> **Record extracts**
++++++++++

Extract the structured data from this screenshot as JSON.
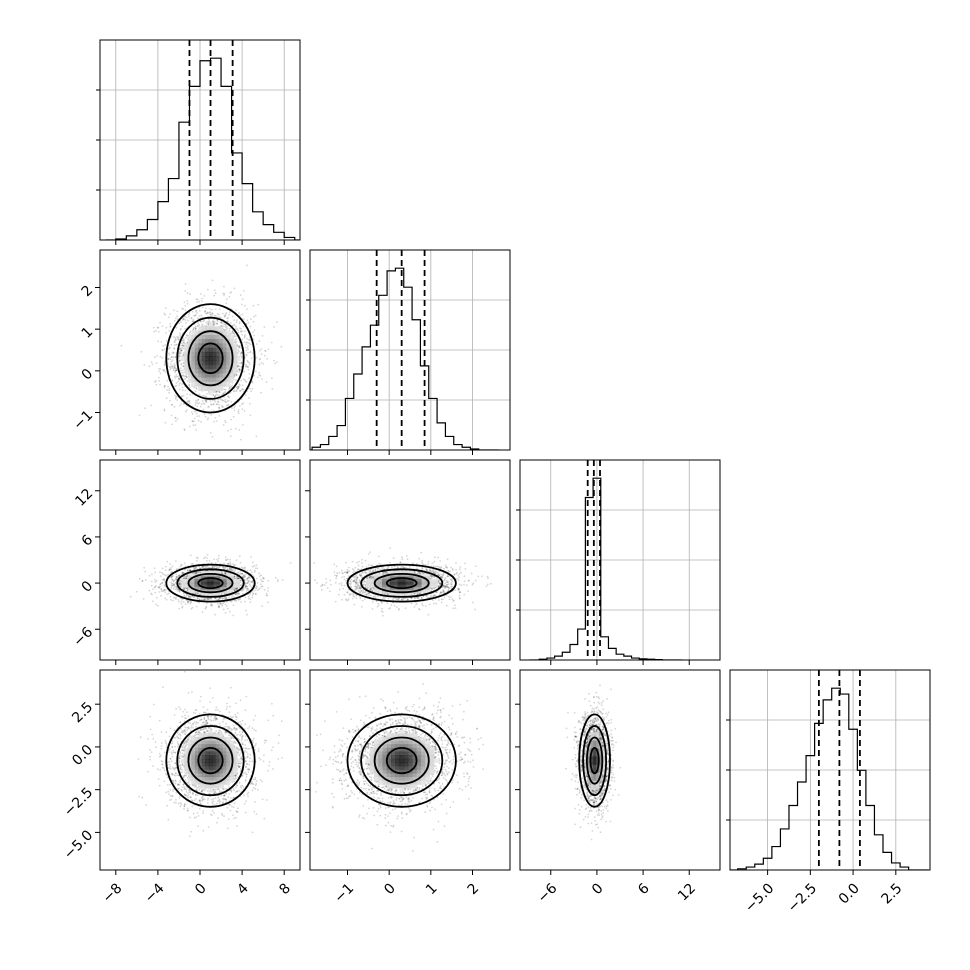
{
  "chart_data": {
    "type": "corner",
    "description_note": "",
    "variables": [
      {
        "index": 0,
        "xlim": [
          -9.5,
          9.5
        ],
        "ticks": [
          -8,
          -4,
          0,
          4,
          8
        ],
        "tick_labels": [
          "−8",
          "−4",
          "0",
          "4",
          "8"
        ],
        "quantiles": [
          -1.0,
          1.0,
          3.1
        ]
      },
      {
        "index": 1,
        "ylim": [
          -1.9,
          2.9
        ],
        "xlim": [
          -1.9,
          2.9
        ],
        "ticks": [
          -1,
          0,
          1,
          2
        ],
        "tick_labels": [
          "−1",
          "0",
          "1",
          "2"
        ],
        "quantiles": [
          -0.3,
          0.3,
          0.85
        ]
      },
      {
        "index": 2,
        "ylim": [
          -10.0,
          16.0
        ],
        "xlim": [
          -10.0,
          16.0
        ],
        "ticks": [
          -6,
          0,
          6,
          12
        ],
        "tick_labels": [
          "−6",
          "0",
          "6",
          "12"
        ],
        "quantiles": [
          -1.2,
          -0.4,
          0.4
        ]
      },
      {
        "index": 3,
        "ylim": [
          -7.2,
          4.5
        ],
        "xlim": [
          -7.2,
          4.5
        ],
        "ticks": [
          -5.0,
          -2.5,
          0.0,
          2.5
        ],
        "tick_labels": [
          "−5.0",
          "−2.5",
          "0.0",
          "2.5"
        ],
        "quantiles": [
          -2.0,
          -0.8,
          0.4
        ]
      }
    ],
    "histograms": [
      {
        "var": 0,
        "bin_centers": [
          -7.5,
          -6.5,
          -5.5,
          -4.5,
          -3.5,
          -2.5,
          -1.5,
          -0.5,
          0.5,
          1.5,
          2.5,
          3.5,
          4.5,
          5.5,
          6.5,
          7.5,
          8.5
        ],
        "counts": [
          2,
          8,
          20,
          40,
          75,
          120,
          230,
          300,
          350,
          355,
          300,
          170,
          110,
          55,
          30,
          15,
          5
        ]
      },
      {
        "var": 1,
        "bin_centers": [
          -1.75,
          -1.55,
          -1.35,
          -1.15,
          -0.95,
          -0.75,
          -0.55,
          -0.35,
          -0.15,
          0.05,
          0.25,
          0.45,
          0.65,
          0.85,
          1.05,
          1.25,
          1.45,
          1.65,
          1.85,
          2.05
        ],
        "counts": [
          5,
          10,
          25,
          45,
          95,
          140,
          190,
          230,
          285,
          330,
          335,
          300,
          240,
          155,
          95,
          50,
          25,
          10,
          5,
          2
        ]
      },
      {
        "var": 2,
        "bin_centers": [
          -7,
          -6,
          -5,
          -4,
          -3,
          -2,
          -1,
          0,
          1,
          2,
          3,
          4,
          5,
          6,
          7,
          8
        ],
        "counts": [
          2,
          5,
          10,
          20,
          40,
          80,
          420,
          470,
          60,
          30,
          15,
          10,
          5,
          3,
          2,
          1
        ]
      },
      {
        "var": 3,
        "bin_centers": [
          -6.5,
          -6.0,
          -5.5,
          -5.0,
          -4.5,
          -4.0,
          -3.5,
          -3.0,
          -2.5,
          -2.0,
          -1.5,
          -1.0,
          -0.5,
          0.0,
          0.5,
          1.0,
          1.5,
          2.0,
          2.5,
          3.0
        ],
        "counts": [
          2,
          5,
          10,
          20,
          40,
          70,
          110,
          150,
          195,
          250,
          290,
          310,
          300,
          240,
          170,
          110,
          60,
          30,
          12,
          5
        ]
      }
    ],
    "pairs": [
      {
        "row": 1,
        "col": 0,
        "x_center": 1.0,
        "y_center": 0.3,
        "x_sigma": 2.1,
        "y_sigma": 0.65,
        "rho": 0.0
      },
      {
        "row": 2,
        "col": 0,
        "x_center": 1.0,
        "y_center": 0.0,
        "x_sigma": 2.1,
        "y_sigma": 1.2,
        "rho": 0.0
      },
      {
        "row": 2,
        "col": 1,
        "x_center": 0.3,
        "y_center": 0.0,
        "x_sigma": 0.65,
        "y_sigma": 1.2,
        "rho": 0.0
      },
      {
        "row": 3,
        "col": 0,
        "x_center": 1.0,
        "y_center": -0.8,
        "x_sigma": 2.1,
        "y_sigma": 1.35,
        "rho": 0.0
      },
      {
        "row": 3,
        "col": 1,
        "x_center": 0.3,
        "y_center": -0.8,
        "x_sigma": 0.65,
        "y_sigma": 1.35,
        "rho": 0.1
      },
      {
        "row": 3,
        "col": 2,
        "x_center": -0.3,
        "y_center": -0.8,
        "x_sigma": 1.0,
        "y_sigma": 1.35,
        "rho": 0.0
      }
    ],
    "grid": true
  }
}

++++++++++

> **Given instruction**
Go back to the records above and write them out exactly, without the pictures.

> **Expected answer**
Extract the structured data from this screenshot as JSON.
{
  "chart_data": {
    "type": "corner",
    "description_note": "",
    "variables": [
      {
        "index": 0,
        "xlim": [
          -9.5,
          9.5
        ],
        "ticks": [
          -8,
          -4,
          0,
          4,
          8
        ],
        "tick_labels": [
          "−8",
          "−4",
          "0",
          "4",
          "8"
        ],
        "quantiles": [
          -1.0,
          1.0,
          3.1
        ]
      },
      {
        "index": 1,
        "ylim": [
          -1.9,
          2.9
        ],
        "xlim": [
          -1.9,
          2.9
        ],
        "ticks": [
          -1,
          0,
          1,
          2
        ],
        "tick_labels": [
          "−1",
          "0",
          "1",
          "2"
        ],
        "quantiles": [
          -0.3,
          0.3,
          0.85
        ]
      },
      {
        "index": 2,
        "ylim": [
          -10.0,
          16.0
        ],
        "xlim": [
          -10.0,
          16.0
        ],
        "ticks": [
          -6,
          0,
          6,
          12
        ],
        "tick_labels": [
          "−6",
          "0",
          "6",
          "12"
        ],
        "quantiles": [
          -1.2,
          -0.4,
          0.4
        ]
      },
      {
        "index": 3,
        "ylim": [
          -7.2,
          4.5
        ],
        "xlim": [
          -7.2,
          4.5
        ],
        "ticks": [
          -5.0,
          -2.5,
          0.0,
          2.5
        ],
        "tick_labels": [
          "−5.0",
          "−2.5",
          "0.0",
          "2.5"
        ],
        "quantiles": [
          -2.0,
          -0.8,
          0.4
        ]
      }
    ],
    "histograms": [
      {
        "var": 0,
        "bin_centers": [
          -7.5,
          -6.5,
          -5.5,
          -4.5,
          -3.5,
          -2.5,
          -1.5,
          -0.5,
          0.5,
          1.5,
          2.5,
          3.5,
          4.5,
          5.5,
          6.5,
          7.5,
          8.5
        ],
        "counts": [
          2,
          8,
          20,
          40,
          75,
          120,
          230,
          300,
          350,
          355,
          300,
          170,
          110,
          55,
          30,
          15,
          5
        ]
      },
      {
        "var": 1,
        "bin_centers": [
          -1.75,
          -1.55,
          -1.35,
          -1.15,
          -0.95,
          -0.75,
          -0.55,
          -0.35,
          -0.15,
          0.05,
          0.25,
          0.45,
          0.65,
          0.85,
          1.05,
          1.25,
          1.45,
          1.65,
          1.85,
          2.05
        ],
        "counts": [
          5,
          10,
          25,
          45,
          95,
          140,
          190,
          230,
          285,
          330,
          335,
          300,
          240,
          155,
          95,
          50,
          25,
          10,
          5,
          2
        ]
      },
      {
        "var": 2,
        "bin_centers": [
          -7,
          -6,
          -5,
          -4,
          -3,
          -2,
          -1,
          0,
          1,
          2,
          3,
          4,
          5,
          6,
          7,
          8
        ],
        "counts": [
          2,
          5,
          10,
          20,
          40,
          80,
          420,
          470,
          60,
          30,
          15,
          10,
          5,
          3,
          2,
          1
        ]
      },
      {
        "var": 3,
        "bin_centers": [
          -6.5,
          -6.0,
          -5.5,
          -5.0,
          -4.5,
          -4.0,
          -3.5,
          -3.0,
          -2.5,
          -2.0,
          -1.5,
          -1.0,
          -0.5,
          0.0,
          0.5,
          1.0,
          1.5,
          2.0,
          2.5,
          3.0
        ],
        "counts": [
          2,
          5,
          10,
          20,
          40,
          70,
          110,
          150,
          195,
          250,
          290,
          310,
          300,
          240,
          170,
          110,
          60,
          30,
          12,
          5
        ]
      }
    ],
    "pairs": [
      {
        "row": 1,
        "col": 0,
        "x_center": 1.0,
        "y_center": 0.3,
        "x_sigma": 2.1,
        "y_sigma": 0.65,
        "rho": 0.0
      },
      {
        "row": 2,
        "col": 0,
        "x_center": 1.0,
        "y_center": 0.0,
        "x_sigma": 2.1,
        "y_sigma": 1.2,
        "rho": 0.0
      },
      {
        "row": 2,
        "col": 1,
        "x_center": 0.3,
        "y_center": 0.0,
        "x_sigma": 0.65,
        "y_sigma": 1.2,
        "rho": 0.0
      },
      {
        "row": 3,
        "col": 0,
        "x_center": 1.0,
        "y_center": -0.8,
        "x_sigma": 2.1,
        "y_sigma": 1.35,
        "rho": 0.0
      },
      {
        "row": 3,
        "col": 1,
        "x_center": 0.3,
        "y_center": -0.8,
        "x_sigma": 0.65,
        "y_sigma": 1.35,
        "rho": 0.1
      },
      {
        "row": 3,
        "col": 2,
        "x_center": -0.3,
        "y_center": -0.8,
        "x_sigma": 1.0,
        "y_sigma": 1.35,
        "rho": 0.0
      }
    ],
    "grid": true
  }
}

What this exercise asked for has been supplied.